Short task 1 ▸ Transcribe the passage of the prefix-tuning post that begins at the words "The model choice" and ends after "reported model-card numbers.".
Short task 2 ▸ Pick up the post on backpropagating through a prompt right after its final sentence and keep writing it.

>> Begin Text

Can We Backprop Through a Prompt?

Published on June 7, 2026

I have been thinking about prompt optimization as a machine learning problem rather than a copywriting problem.

If you have a task, an evaluation set, and a score, the natural question is: can the prompt become the thing we train? Can we backprop through it, or at least create a differentiable proxy that tells us how much performance is hiding in the prompt?

This is the idea behind my Gemma prefix-tuning experiment. It is not meant to be a grand benchmark result. It is a small controlled setup for testing a hunch:

If a trainable soft prefix can improve a model on a benchmark, that improvement is a rough upper bound on what discrete prompt optimization might be able to find.

Why Gemma 3 270M?

The model choice was practical. I wanted something small enough to run locally on an M1 MacBook, but real enough that the result would mean something. google/gemma-3-270m-it was a good fit: small, instruction-tuned, and well documented enough to compare with reported model-card numbers.

The first baseline was simple:

lm_eval \
  --model hf \
  --model_args pretrained=google/gemma-3-270m-it \
  --tasks winogrande \
  --device mps \
  --batch_size auto \
  --apply_chat_template \
  --log_samples \
  --output_path ./eval_out/ \
  --trust_remote_code

That reproduced the rough WinoGrande number from the model card: about 0.516 accuracy.

This matters because without a reproducible baseline, prefix tuning becomes too easy to fool yourself with. The model is small, the task is noisy, and a tiny formatting mistake can look like science.

>> End Text
>> Begin Raw records

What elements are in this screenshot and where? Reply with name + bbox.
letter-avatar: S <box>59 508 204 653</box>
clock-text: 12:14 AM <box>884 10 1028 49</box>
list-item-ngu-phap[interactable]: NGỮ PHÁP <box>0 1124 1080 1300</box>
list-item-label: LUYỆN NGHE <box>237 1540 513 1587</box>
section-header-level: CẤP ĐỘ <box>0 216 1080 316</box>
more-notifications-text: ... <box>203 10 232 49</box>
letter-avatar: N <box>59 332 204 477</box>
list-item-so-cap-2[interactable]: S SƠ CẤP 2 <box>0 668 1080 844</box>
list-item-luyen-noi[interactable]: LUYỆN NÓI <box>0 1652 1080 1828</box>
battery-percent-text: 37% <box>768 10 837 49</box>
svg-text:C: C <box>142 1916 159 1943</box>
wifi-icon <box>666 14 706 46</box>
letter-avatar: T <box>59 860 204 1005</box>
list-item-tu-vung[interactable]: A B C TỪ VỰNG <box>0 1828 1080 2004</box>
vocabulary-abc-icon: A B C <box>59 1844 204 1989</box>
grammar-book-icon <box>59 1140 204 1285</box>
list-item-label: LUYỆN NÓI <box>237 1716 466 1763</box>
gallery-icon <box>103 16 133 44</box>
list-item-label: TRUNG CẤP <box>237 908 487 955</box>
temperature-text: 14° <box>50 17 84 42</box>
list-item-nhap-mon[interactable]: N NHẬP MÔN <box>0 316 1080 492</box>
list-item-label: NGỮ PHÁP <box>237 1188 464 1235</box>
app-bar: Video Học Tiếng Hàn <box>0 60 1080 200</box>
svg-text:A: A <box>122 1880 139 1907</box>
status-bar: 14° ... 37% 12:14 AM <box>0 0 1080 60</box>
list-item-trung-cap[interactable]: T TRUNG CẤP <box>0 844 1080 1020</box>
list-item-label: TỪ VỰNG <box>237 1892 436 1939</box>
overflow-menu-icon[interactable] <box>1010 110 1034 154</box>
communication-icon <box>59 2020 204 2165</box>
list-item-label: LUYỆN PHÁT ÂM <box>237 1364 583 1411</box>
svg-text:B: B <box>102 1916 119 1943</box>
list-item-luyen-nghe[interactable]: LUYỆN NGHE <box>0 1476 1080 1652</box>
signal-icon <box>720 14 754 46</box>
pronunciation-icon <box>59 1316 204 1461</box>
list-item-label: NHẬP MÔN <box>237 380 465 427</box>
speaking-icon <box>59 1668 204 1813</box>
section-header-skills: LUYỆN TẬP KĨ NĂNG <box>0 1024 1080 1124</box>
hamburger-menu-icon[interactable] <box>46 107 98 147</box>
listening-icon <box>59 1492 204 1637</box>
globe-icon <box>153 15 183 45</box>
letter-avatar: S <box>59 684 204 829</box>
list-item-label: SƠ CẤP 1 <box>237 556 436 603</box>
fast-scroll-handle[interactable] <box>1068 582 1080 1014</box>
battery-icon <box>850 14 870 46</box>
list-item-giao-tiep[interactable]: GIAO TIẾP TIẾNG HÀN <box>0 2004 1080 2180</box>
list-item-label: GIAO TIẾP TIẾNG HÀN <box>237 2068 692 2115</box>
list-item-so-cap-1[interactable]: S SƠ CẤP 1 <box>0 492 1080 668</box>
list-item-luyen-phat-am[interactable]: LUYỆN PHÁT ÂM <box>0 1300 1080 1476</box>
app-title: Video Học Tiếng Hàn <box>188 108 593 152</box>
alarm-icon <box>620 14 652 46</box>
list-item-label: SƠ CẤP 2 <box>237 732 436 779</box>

>> End Raw records

Answer 1 ▸
The model choice was practical. I wanted something small enough to run locally on an M1 MacBook, but real enough that the result would mean something. google/gemma-3-270m-it was a good fit: small, instruction-tuned, and well documented enough to compare with reported model-card numbers.

Answer 2 ▸
Why WinoGrande?

WinoGrande is a commonsense reasoning benchmark. Each example has a sentence with a blank and two candidate fillers.

Example shape:

Kyle does not wear leg warmers to bed, while Logan almost always does.
_ is more likely to live in a colder climate.

option1: Kyle
option2: Logan
answer: option2

The benchmark is useful here for three reasons.

First, it is small enough to iterate on. Second, Gemma 3 270M is not already saturated on it, so there is room to observe movement. Third, the task can be evaluated with log-likelihood: compare how likely the model thinks the sentence is with option 1 versus option 2.

That makes it a nice bridge between prompting and training. The prompt changes the context. The score is still a clean probabilistic comparison.

The prompt-optimization question

The usual DSPy-style prompt optimizer is searching over text. It might rewrite instructions, add examples, or change formatting. But that search is indirect: the prompt is discrete, the score is non-smooth, and the optimizer has to make guesses.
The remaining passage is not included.